• TASK BRIEF: Would you extract the whole listing below and retype it exactly?

[Data entries]
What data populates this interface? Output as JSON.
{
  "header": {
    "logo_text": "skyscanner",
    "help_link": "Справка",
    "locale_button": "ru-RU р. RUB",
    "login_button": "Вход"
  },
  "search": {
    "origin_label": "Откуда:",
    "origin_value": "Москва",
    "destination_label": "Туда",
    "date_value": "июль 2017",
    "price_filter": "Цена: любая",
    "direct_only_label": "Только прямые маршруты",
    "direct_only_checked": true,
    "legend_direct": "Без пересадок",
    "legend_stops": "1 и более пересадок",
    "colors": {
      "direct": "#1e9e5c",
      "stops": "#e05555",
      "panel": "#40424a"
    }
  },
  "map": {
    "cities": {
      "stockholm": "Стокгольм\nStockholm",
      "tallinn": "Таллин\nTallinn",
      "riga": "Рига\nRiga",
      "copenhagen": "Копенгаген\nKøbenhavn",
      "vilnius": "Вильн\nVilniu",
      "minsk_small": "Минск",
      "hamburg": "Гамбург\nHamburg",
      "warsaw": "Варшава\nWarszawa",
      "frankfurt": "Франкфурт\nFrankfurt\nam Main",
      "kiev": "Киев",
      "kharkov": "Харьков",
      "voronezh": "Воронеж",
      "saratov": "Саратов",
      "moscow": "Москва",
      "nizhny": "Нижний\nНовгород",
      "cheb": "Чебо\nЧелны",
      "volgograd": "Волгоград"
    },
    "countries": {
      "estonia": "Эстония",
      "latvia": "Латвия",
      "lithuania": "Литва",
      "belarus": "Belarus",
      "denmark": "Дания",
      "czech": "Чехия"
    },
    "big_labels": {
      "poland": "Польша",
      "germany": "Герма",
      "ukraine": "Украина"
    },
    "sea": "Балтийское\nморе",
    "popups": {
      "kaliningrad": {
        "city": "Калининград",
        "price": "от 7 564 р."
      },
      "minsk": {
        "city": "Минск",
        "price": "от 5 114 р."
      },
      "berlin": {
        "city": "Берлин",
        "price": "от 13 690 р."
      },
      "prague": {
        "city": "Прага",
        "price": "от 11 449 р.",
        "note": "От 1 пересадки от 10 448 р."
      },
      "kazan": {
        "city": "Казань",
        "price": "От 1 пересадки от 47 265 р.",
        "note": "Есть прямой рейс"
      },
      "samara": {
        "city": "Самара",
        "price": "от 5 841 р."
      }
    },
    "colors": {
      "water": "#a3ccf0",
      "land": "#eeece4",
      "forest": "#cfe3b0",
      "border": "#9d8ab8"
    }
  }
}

• SOLUTION TO THE PROBLEM:
What data populates this interface? Output as JSON.
{
  "header": {
    "logo_text": "skyscanner",
    "help_link": "Справка",
    "locale_button": "ru-RU р. RUB",
    "login_button": "Вход"
  },
  "search": {
    "origin_label": "Откуда:",
    "origin_value": "Москва",
    "destination_label": "Туда",
    "date_value": "июль 2017",
    "price_filter": "Цена: любая",
    "direct_only_label": "Только прямые маршруты",
    "direct_only_checked": true,
    "legend_direct": "Без пересадок",
    "legend_stops": "1 и более пересадок",
    "colors": {
      "direct": "#1e9e5c",
      "stops": "#e05555",
      "panel": "#40424a"
    }
  },
  "map": {
    "cities": {
      "stockholm": "Стокгольм\nStockholm",
      "tallinn": "Таллин\nTallinn",
      "riga": "Рига\nRiga",
      "copenhagen": "Копенгаген\nKøbenhavn",
      "vilnius": "Вильн\nVilniu",
      "minsk_small": "Минск",
      "hamburg": "Гамбург\nHamburg",
      "warsaw": "Варшава\nWarszawa",
      "frankfurt": "Франкфурт\nFrankfurt\nam Main",
      "kiev": "Киев",
      "kharkov": "Харьков",
      "voronezh": "Воронеж",
      "saratov": "Саратов",
      "moscow": "Москва",
      "nizhny": "Нижний\nНовгород",
      "cheb": "Чебо\nЧелны",
      "volgograd": "Волгоград"
    },
    "countries": {
      "estonia": "Эстония",
      "latvia": "Латвия",
      "lithuania": "Литва",
      "belarus": "Belarus",
      "denmark": "Дания",
      "czech": "Чехия"
    },
    "big_labels": {
      "poland": "Польша",
      "germany": "Герма",
      "ukraine": "Украина"
    },
    "sea": "Балтийское\nморе",
    "popups": {
      "kaliningrad": {
        "city": "Калининград",
        "price": "от 7 564 р."
      },
      "minsk": {
        "city": "Минск",
        "price": "от 5 114 р."
      },
      "berlin": {
        "city": "Берлин",
        "price": "от 13 690 р."
      },
      "prague": {
        "city": "Прага",
        "price": "от 11 449 р.",
        "note": "От 1 пересадки от 10 448 р."
      },
      "kazan": {
        "city": "Казань",
        "price": "От 1 пересадки от 47 265 р.",
        "note": "Есть прямой рейс"
      },
      "samara": {
        "city": "Самара",
        "price": "от 5 841 р."
      }
    },
    "colors": {
      "water": "#a3ccf0",
      "land": "#eeece4",
      "forest": "#cfe3b0",
      "border": "#9d8ab8"
    }
  }
}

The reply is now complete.